§ WHAT YOU HAVE TO DO: Write out the whole listing again, exactly.
## begin
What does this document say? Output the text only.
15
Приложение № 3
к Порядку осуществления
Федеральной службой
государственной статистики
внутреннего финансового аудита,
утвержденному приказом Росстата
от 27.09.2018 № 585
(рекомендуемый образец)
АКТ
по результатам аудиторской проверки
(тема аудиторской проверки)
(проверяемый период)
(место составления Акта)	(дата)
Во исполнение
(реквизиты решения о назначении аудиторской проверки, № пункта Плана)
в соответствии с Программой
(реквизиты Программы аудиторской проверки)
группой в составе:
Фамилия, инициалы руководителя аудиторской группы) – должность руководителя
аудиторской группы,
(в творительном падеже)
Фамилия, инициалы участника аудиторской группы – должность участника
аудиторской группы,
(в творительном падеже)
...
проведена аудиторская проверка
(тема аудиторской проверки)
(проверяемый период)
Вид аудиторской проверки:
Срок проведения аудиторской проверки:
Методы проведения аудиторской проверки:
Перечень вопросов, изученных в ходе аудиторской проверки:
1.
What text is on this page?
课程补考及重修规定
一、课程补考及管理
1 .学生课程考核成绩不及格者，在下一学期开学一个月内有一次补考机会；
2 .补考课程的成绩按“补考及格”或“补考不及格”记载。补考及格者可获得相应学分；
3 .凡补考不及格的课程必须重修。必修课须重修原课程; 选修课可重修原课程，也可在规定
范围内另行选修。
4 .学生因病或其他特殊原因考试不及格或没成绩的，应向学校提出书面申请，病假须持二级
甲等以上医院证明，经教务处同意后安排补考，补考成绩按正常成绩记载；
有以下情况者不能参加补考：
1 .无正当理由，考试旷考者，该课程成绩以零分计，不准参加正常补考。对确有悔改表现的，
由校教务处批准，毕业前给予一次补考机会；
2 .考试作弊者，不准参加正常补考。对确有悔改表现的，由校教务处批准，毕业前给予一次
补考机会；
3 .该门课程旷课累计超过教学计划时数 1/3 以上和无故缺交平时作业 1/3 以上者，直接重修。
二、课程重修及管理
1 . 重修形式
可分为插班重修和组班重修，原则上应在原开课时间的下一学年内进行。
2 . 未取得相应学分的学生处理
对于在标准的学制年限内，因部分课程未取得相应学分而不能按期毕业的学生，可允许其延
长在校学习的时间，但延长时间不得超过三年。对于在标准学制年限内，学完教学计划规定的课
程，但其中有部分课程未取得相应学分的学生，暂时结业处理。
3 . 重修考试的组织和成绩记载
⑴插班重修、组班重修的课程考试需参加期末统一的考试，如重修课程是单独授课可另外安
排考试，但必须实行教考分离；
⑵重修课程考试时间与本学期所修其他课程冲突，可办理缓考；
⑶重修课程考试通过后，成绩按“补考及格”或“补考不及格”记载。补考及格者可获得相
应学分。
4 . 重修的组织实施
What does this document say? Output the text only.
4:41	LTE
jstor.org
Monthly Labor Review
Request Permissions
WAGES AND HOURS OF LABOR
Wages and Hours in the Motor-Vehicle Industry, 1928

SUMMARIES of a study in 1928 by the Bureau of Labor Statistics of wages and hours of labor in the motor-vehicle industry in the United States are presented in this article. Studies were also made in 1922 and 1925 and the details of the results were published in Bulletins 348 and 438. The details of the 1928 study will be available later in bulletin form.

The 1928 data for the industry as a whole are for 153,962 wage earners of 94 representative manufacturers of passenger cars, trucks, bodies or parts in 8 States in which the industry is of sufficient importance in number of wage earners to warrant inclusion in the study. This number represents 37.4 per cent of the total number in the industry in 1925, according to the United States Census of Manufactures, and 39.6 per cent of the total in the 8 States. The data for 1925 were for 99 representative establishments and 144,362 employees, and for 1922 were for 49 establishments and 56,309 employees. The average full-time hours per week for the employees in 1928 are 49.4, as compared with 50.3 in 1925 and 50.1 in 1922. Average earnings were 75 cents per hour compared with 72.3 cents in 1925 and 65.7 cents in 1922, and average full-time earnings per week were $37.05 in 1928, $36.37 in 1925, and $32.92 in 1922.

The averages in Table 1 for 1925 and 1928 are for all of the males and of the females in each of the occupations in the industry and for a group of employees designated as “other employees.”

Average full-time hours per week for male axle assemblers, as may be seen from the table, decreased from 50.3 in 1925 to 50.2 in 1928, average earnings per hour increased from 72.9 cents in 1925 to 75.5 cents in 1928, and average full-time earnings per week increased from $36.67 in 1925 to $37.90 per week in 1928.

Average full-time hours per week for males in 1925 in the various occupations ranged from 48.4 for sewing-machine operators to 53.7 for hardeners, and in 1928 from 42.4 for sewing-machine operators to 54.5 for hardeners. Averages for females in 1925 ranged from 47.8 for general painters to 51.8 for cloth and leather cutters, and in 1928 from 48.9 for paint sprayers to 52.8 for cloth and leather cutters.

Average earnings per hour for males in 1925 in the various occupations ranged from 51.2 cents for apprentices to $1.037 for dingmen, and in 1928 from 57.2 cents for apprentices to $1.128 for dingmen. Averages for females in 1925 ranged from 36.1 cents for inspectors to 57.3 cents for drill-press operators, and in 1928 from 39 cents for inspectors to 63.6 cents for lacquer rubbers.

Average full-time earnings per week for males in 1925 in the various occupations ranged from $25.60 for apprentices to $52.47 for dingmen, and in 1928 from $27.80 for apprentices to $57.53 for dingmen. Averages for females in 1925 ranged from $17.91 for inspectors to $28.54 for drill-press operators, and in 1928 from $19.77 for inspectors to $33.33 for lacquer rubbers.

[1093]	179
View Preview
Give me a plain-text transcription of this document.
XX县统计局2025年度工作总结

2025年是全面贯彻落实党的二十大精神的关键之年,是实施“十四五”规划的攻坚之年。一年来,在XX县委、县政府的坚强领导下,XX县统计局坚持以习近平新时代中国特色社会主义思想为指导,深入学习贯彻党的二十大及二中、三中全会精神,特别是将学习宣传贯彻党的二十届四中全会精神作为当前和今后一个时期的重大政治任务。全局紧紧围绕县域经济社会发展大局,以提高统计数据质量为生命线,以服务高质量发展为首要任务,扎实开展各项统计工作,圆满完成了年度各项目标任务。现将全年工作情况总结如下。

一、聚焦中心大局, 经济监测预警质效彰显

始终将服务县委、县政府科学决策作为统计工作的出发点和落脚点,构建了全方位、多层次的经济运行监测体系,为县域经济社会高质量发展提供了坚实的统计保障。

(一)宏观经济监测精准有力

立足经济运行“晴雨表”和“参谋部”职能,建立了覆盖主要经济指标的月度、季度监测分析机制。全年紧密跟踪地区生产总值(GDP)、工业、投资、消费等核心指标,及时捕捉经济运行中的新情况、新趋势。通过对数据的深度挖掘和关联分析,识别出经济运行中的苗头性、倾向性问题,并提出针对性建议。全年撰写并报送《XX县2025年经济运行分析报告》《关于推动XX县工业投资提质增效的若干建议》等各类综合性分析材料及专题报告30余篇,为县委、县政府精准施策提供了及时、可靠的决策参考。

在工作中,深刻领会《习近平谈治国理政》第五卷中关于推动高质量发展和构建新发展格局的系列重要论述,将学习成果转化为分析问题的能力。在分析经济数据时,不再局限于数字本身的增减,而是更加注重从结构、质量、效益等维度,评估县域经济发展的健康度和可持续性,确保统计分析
## end
§ TASK RESPONSE:
What does this document say? Output the text only.
15
Приложение № 3
к Порядку осуществления
Федеральной службой
государственной статистики
внутреннего финансового аудита,
утвержденному приказом Росстата
от 27.09.2018 № 585
(рекомендуемый образец)
АКТ
по результатам аудиторской проверки
(тема аудиторской проверки)
(проверяемый период)
(место составления Акта)	(дата)
Во исполнение
(реквизиты решения о назначении аудиторской проверки, № пункта Плана)
в соответствии с Программой
(реквизиты Программы аудиторской проверки)
группой в составе:
Фамилия, инициалы руководителя аудиторской группы) – должность руководителя
аудиторской группы,
(в творительном падеже)
Фамилия, инициалы участника аудиторской группы – должность участника
аудиторской группы,
(в творительном падеже)
...
проведена аудиторская проверка
(тема аудиторской проверки)
(проверяемый период)
Вид аудиторской проверки:
Срок проведения аудиторской проверки:
Методы проведения аудиторской проверки:
Перечень вопросов, изученных в ходе аудиторской проверки:
1.
What text is on this page?
课程补考及重修规定
一、课程补考及管理
1 .学生课程考核成绩不及格者，在下一学期开学一个月内有一次补考机会；
2 .补考课程的成绩按“补考及格”或“补考不及格”记载。补考及格者可获得相应学分；
3 .凡补考不及格的课程必须重修。必修课须重修原课程; 选修课可重修原课程，也可在规定
范围内另行选修。
4 .学生因病或其他特殊原因考试不及格或没成绩的，应向学校提出书面申请，病假须持二级
甲等以上医院证明，经教务处同意后安排补考，补考成绩按正常成绩记载；
有以下情况者不能参加补考：
1 .无正当理由，考试旷考者，该课程成绩以零分计，不准参加正常补考。对确有悔改表现的，
由校教务处批准，毕业前给予一次补考机会；
2 .考试作弊者，不准参加正常补考。对确有悔改表现的，由校教务处批准，毕业前给予一次
补考机会；
3 .该门课程旷课累计超过教学计划时数 1/3 以上和无故缺交平时作业 1/3 以上者，直接重修。
二、课程重修及管理
1 . 重修形式
可分为插班重修和组班重修，原则上应在原开课时间的下一学年内进行。
2 . 未取得相应学分的学生处理
对于在标准的学制年限内，因部分课程未取得相应学分而不能按期毕业的学生，可允许其延
长在校学习的时间，但延长时间不得超过三年。对于在标准学制年限内，学完教学计划规定的课
程，但其中有部分课程未取得相应学分的学生，暂时结业处理。
3 . 重修考试的组织和成绩记载
⑴插班重修、组班重修的课程考试需参加期末统一的考试，如重修课程是单独授课可另外安
排考试，但必须实行教考分离；
⑵重修课程考试时间与本学期所修其他课程冲突，可办理缓考；
⑶重修课程考试通过后，成绩按“补考及格”或“补考不及格”记载。补考及格者可获得相
应学分。
4 . 重修的组织实施
What does this document say? Output the text only.
4:41	LTE
jstor.org
Monthly Labor Review
Request Permissions
WAGES AND HOURS OF LABOR
Wages and Hours in the Motor-Vehicle Industry, 1928

SUMMARIES of a study in 1928 by the Bureau of Labor Statistics of wages and hours of labor in the motor-vehicle industry in the United States are presented in this article. Studies were also made in 1922 and 1925 and the details of the results were published in Bulletins 348 and 438. The details of the 1928 study will be available later in bulletin form.

The 1928 data for the industry as a whole are for 153,962 wage earners of 94 representative manufacturers of passenger cars, trucks, bodies or parts in 8 States in which the industry is of sufficient importance in number of wage earners to warrant inclusion in the study. This number represents 37.4 per cent of the total number in the industry in 1925, according to the United States Census of Manufactures, and 39.6 per cent of the total in the 8 States. The data for 1925 were for 99 representative establishments and 144,362 employees, and for 1922 were for 49 establishments and 56,309 employees. The average full-time hours per week for the employees in 1928 are 49.4, as compared with 50.3 in 1925 and 50.1 in 1922. Average earnings were 75 cents per hour compared with 72.3 cents in 1925 and 65.7 cents in 1922, and average full-time earnings per week were $37.05 in 1928, $36.37 in 1925, and $32.92 in 1922.

The averages in Table 1 for 1925 and 1928 are for all of the males and of the females in each of the occupations in the industry and for a group of employees designated as “other employees.”

Average full-time hours per week for male axle assemblers, as may be seen from the table, decreased from 50.3 in 1925 to 50.2 in 1928, average earnings per hour increased from 72.9 cents in 1925 to 75.5 cents in 1928, and average full-time earnings per week increased from $36.67 in 1925 to $37.90 per week in 1928.

Average full-time hours per week for males in 1925 in the various occupations ranged from 48.4 for sewing-machine operators to 53.7 for hardeners, and in 1928 from 42.4 for sewing-machine operators to 54.5 for hardeners. Averages for females in 1925 ranged from 47.8 for general painters to 51.8 for cloth and leather cutters, and in 1928 from 48.9 for paint sprayers to 52.8 for cloth and leather cutters.

Average earnings per hour for males in 1925 in the various occupations ranged from 51.2 cents for apprentices to $1.037 for dingmen, and in 1928 from 57.2 cents for apprentices to $1.128 for dingmen. Averages for females in 1925 ranged from 36.1 cents for inspectors to 57.3 cents for drill-press operators, and in 1928 from 39 cents for inspectors to 63.6 cents for lacquer rubbers.

Average full-time earnings per week for males in 1925 in the various occupations ranged from $25.60 for apprentices to $52.47 for dingmen, and in 1928 from $27.80 for apprentices to $57.53 for dingmen. Averages for females in 1925 ranged from $17.91 for inspectors to $28.54 for drill-press operators, and in 1928 from $19.77 for inspectors to $33.33 for lacquer rubbers.

[1093]	179
View Preview
Give me a plain-text transcription of this document.
XX县统计局2025年度工作总结

2025年是全面贯彻落实党的二十大精神的关键之年,是实施“十四五”规划的攻坚之年。一年来,在XX县委、县政府的坚强领导下,XX县统计局坚持以习近平新时代中国特色社会主义思想为指导,深入学习贯彻党的二十大及二中、三中全会精神,特别是将学习宣传贯彻党的二十届四中全会精神作为当前和今后一个时期的重大政治任务。全局紧紧围绕县域经济社会发展大局,以提高统计数据质量为生命线,以服务高质量发展为首要任务,扎实开展各项统计工作,圆满完成了年度各项目标任务。现将全年工作情况总结如下。

一、聚焦中心大局, 经济监测预警质效彰显

始终将服务县委、县政府科学决策作为统计工作的出发点和落脚点,构建了全方位、多层次的经济运行监测体系,为县域经济社会高质量发展提供了坚实的统计保障。

(一)宏观经济监测精准有力

立足经济运行“晴雨表”和“参谋部”职能,建立了覆盖主要经济指标的月度、季度监测分析机制。全年紧密跟踪地区生产总值(GDP)、工业、投资、消费等核心指标,及时捕捉经济运行中的新情况、新趋势。通过对数据的深度挖掘和关联分析,识别出经济运行中的苗头性、倾向性问题,并提出针对性建议。全年撰写并报送《XX县2025年经济运行分析报告》《关于推动XX县工业投资提质增效的若干建议》等各类综合性分析材料及专题报告30余篇,为县委、县政府精准施策提供了及时、可靠的决策参考。

在工作中,深刻领会《习近平谈治国理政》第五卷中关于推动高质量发展和构建新发展格局的系列重要论述,将学习成果转化为分析问题的能力。在分析经济数据时,不再局限于数字本身的增减,而是更加注重从结构、质量、效益等维度,评估县域经济发展的健康度和可持续性,确保统计分析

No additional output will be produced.